Stored data
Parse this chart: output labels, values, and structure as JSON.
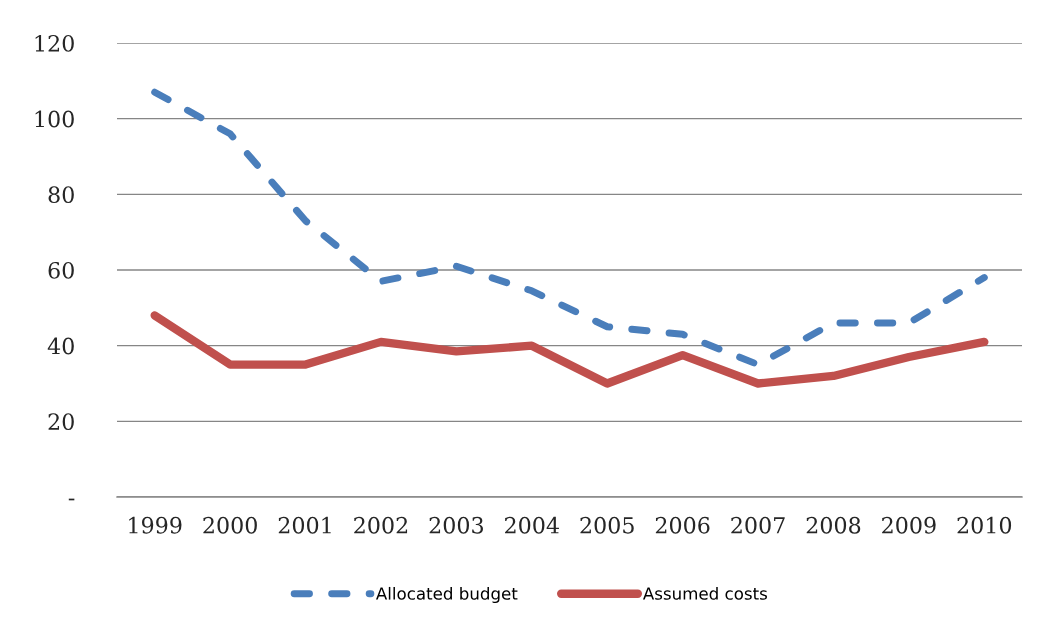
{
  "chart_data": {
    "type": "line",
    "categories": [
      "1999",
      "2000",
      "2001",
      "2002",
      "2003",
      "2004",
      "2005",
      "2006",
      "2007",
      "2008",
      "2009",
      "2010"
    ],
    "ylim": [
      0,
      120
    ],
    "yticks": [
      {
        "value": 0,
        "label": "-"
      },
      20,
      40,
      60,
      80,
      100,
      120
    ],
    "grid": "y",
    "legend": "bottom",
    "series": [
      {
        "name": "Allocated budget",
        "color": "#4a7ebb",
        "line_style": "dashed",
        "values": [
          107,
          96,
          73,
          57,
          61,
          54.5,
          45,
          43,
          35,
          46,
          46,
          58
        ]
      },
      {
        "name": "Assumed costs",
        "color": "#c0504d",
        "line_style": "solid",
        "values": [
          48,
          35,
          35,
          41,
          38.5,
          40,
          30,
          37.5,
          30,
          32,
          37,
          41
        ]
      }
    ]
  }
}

** Task description **
Pull every line containing the word "name" out of the material and copy it.

** Solution to this task **
        "name": "Allocated budget",
        "name": "Assumed costs",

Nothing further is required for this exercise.